START DATASET RECORDS
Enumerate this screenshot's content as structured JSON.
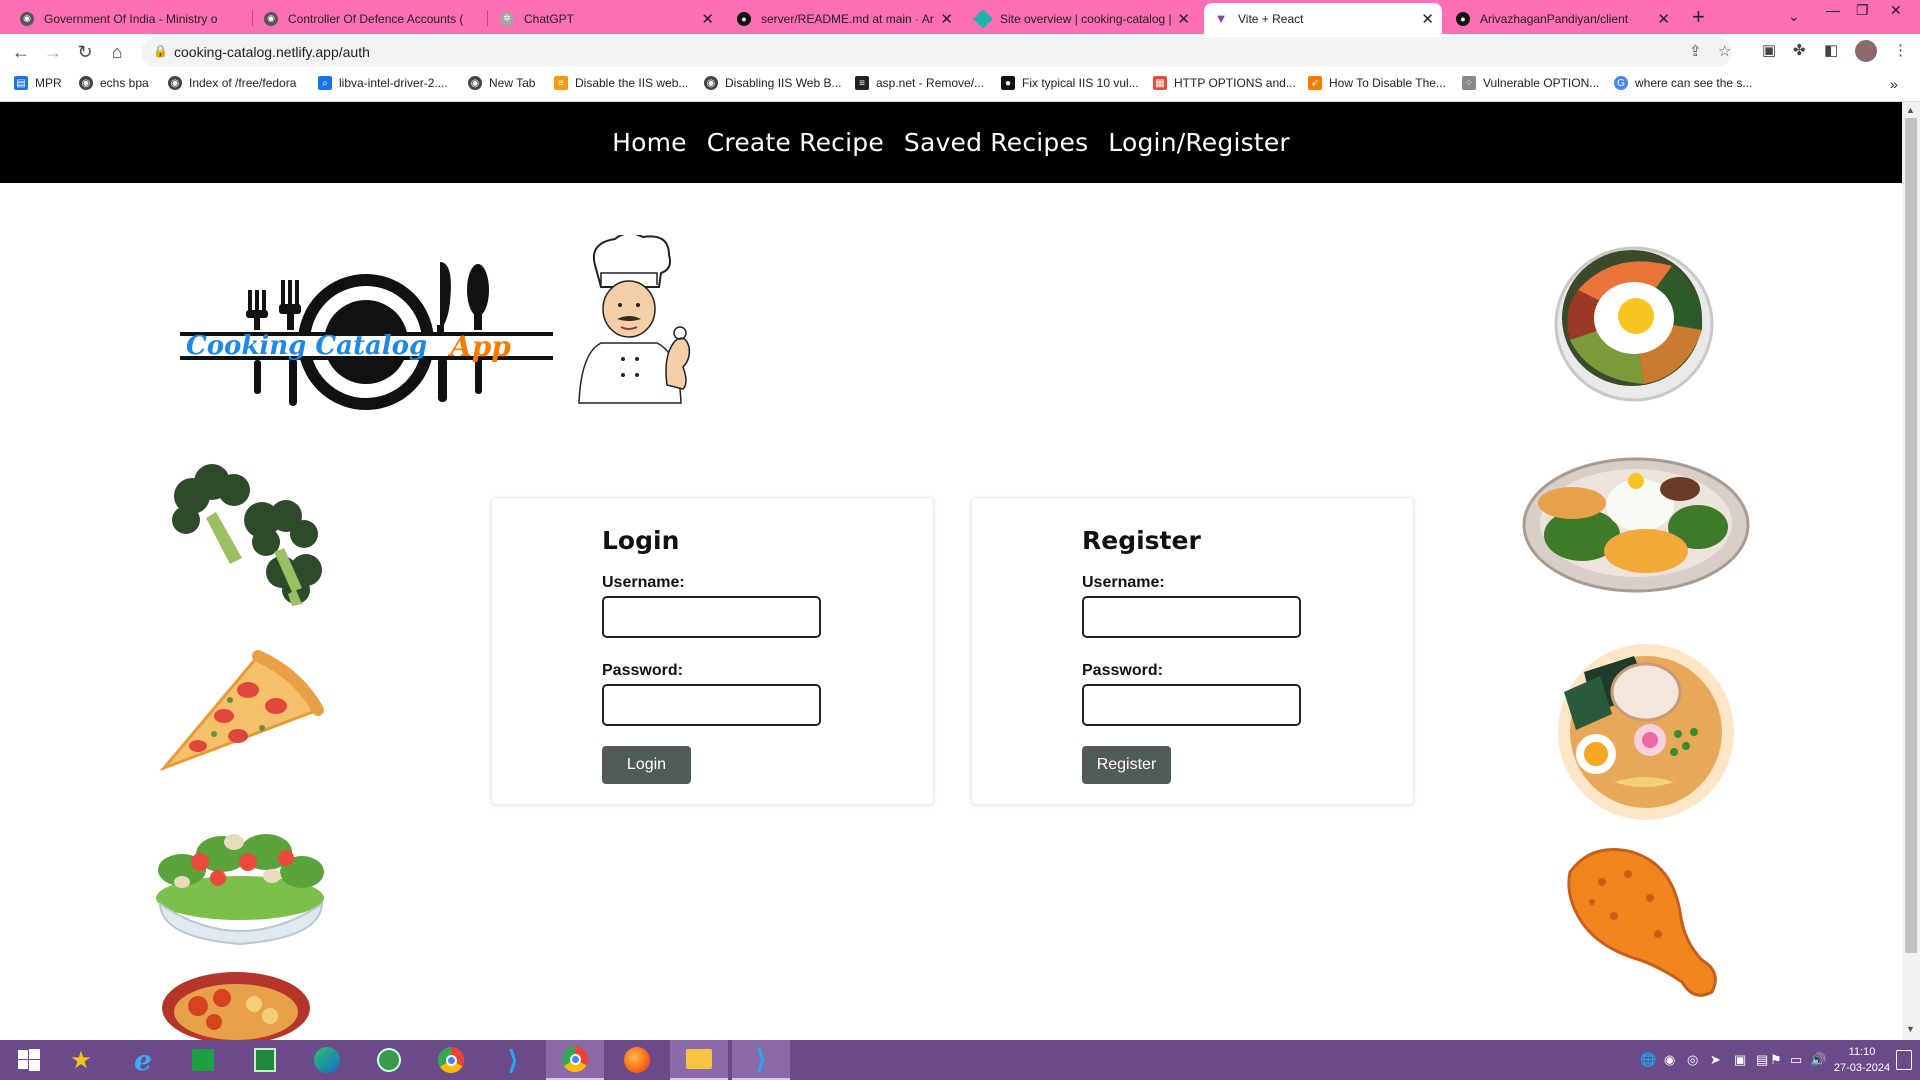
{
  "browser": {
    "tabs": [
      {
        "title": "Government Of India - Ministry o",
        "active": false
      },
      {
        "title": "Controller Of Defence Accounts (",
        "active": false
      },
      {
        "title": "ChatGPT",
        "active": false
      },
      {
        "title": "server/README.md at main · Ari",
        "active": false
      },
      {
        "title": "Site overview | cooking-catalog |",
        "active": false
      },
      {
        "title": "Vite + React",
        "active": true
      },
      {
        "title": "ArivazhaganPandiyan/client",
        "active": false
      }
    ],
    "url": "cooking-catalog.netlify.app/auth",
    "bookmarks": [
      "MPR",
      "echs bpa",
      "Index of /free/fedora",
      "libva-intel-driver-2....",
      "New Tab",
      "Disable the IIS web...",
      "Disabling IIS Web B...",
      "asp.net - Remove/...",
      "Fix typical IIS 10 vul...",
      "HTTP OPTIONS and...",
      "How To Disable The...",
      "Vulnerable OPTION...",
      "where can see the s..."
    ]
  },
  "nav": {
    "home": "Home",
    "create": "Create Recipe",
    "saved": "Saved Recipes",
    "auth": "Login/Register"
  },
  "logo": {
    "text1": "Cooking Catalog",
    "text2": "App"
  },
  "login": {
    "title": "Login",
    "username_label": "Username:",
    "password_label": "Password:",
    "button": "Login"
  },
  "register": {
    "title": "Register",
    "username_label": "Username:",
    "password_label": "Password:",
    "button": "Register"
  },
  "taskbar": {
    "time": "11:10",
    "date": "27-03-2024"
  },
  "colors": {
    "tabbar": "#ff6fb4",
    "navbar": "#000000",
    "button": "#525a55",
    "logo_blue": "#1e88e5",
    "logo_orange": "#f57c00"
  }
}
END DATASET RECORDS
START DATASET RECORDS
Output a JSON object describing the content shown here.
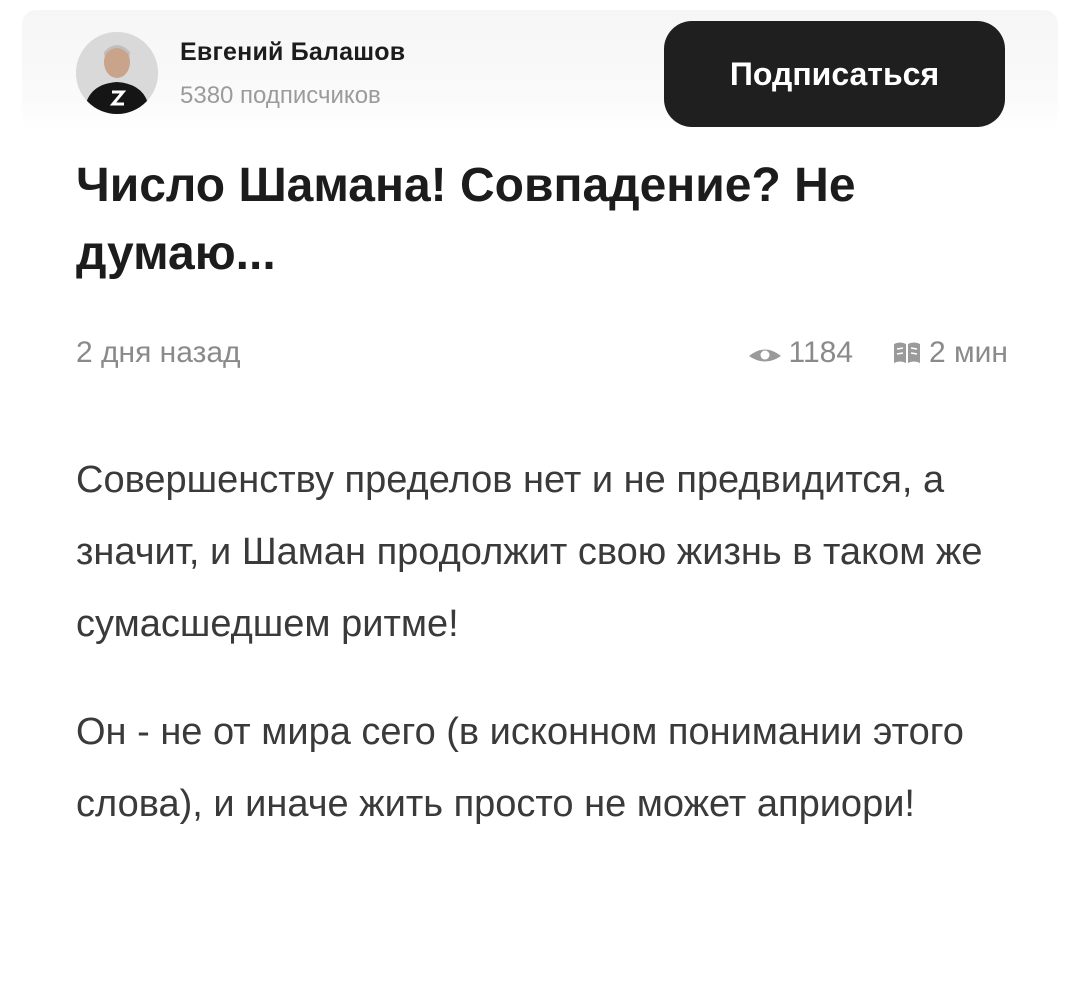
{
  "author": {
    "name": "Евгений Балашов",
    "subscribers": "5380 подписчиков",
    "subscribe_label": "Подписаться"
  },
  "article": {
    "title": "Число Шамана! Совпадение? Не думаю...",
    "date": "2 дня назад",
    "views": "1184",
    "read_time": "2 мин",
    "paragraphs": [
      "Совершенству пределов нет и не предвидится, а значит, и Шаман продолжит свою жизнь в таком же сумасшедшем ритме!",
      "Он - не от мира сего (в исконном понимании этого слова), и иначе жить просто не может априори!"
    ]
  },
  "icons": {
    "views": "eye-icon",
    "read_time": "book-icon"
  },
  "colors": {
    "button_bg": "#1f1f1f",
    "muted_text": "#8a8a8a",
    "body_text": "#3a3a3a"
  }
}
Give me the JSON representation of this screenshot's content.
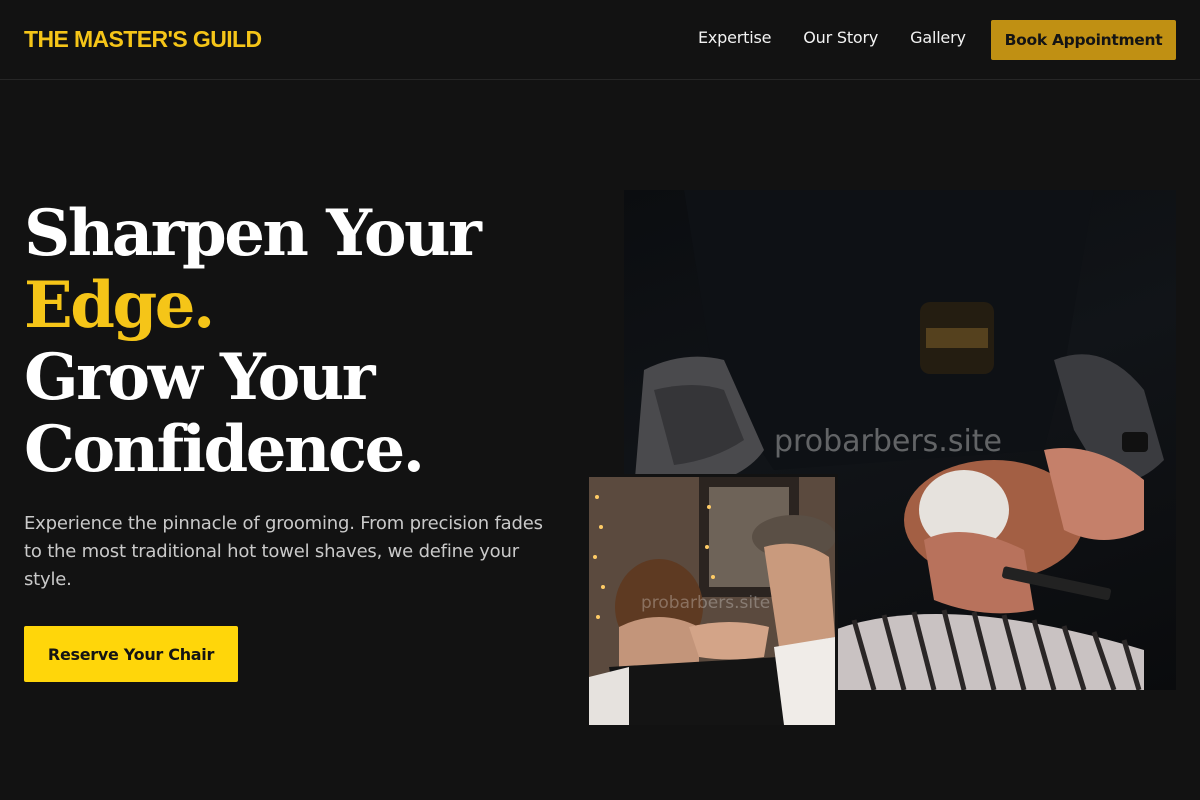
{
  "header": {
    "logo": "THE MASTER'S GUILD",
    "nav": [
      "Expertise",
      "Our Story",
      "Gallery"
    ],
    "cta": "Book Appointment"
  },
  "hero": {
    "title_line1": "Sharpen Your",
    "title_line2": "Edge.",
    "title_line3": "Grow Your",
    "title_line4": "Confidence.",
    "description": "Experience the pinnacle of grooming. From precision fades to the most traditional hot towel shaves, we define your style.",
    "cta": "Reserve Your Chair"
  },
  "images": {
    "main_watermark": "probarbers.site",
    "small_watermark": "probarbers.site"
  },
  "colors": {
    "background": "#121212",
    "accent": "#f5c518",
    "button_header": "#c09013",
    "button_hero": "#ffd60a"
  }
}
END DATASET RECORDS
Return, from the data, each line that has the word "content" in it.

Enumerate this screenshot's content as structured JSON.
Output a JSON object describing the content shown here.
Give me the JSON representation of this screenshot's content.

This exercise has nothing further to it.